- The task:
Look over the entries that follow and work out how many lines contain "square". State the number only.
-- Start Task input --
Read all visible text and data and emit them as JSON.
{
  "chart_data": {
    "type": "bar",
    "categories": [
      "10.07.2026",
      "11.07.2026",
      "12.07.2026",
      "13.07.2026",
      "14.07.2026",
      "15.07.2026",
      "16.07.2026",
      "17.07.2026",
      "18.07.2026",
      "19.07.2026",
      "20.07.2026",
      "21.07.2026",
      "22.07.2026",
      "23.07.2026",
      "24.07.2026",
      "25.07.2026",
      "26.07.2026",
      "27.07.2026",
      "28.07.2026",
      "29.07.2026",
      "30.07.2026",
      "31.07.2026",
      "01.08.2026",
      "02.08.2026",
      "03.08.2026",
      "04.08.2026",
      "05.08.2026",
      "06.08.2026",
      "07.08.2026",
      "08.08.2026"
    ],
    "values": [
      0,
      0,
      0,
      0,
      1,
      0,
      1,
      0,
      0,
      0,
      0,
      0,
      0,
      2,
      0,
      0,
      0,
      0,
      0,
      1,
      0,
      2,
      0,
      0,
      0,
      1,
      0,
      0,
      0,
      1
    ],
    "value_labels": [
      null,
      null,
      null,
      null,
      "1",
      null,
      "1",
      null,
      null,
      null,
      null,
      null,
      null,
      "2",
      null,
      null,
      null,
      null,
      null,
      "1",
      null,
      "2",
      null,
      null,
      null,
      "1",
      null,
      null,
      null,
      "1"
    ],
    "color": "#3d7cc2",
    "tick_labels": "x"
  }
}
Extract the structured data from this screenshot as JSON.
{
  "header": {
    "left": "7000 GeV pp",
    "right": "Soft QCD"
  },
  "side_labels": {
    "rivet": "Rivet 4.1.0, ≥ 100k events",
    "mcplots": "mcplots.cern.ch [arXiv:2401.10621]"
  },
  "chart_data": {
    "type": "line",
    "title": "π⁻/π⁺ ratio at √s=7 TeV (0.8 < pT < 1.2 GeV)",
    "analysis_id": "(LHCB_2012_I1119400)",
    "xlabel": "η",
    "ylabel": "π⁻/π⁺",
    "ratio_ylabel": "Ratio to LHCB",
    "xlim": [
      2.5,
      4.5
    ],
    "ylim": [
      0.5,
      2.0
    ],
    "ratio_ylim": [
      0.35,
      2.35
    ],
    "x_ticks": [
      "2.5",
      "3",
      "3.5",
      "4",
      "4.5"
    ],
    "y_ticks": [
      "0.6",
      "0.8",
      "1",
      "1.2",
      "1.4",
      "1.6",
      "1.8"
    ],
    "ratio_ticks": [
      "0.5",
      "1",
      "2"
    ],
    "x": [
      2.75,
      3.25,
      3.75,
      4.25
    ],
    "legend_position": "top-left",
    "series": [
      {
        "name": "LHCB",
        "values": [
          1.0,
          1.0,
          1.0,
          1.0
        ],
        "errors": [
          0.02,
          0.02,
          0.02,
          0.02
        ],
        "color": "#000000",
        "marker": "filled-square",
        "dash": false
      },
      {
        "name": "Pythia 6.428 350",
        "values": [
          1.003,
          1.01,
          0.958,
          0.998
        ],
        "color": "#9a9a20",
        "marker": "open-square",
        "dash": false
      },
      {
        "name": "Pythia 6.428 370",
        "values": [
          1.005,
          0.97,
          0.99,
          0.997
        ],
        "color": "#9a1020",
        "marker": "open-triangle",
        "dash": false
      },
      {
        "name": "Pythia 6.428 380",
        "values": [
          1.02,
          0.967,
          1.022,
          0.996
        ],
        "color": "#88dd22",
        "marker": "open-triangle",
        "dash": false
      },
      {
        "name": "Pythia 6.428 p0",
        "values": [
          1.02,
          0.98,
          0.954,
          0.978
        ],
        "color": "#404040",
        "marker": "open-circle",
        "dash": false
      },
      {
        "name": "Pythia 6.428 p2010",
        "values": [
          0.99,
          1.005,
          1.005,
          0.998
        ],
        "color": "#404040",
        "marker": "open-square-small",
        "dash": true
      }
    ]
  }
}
-- End Task input --
- Output for this exercise:
3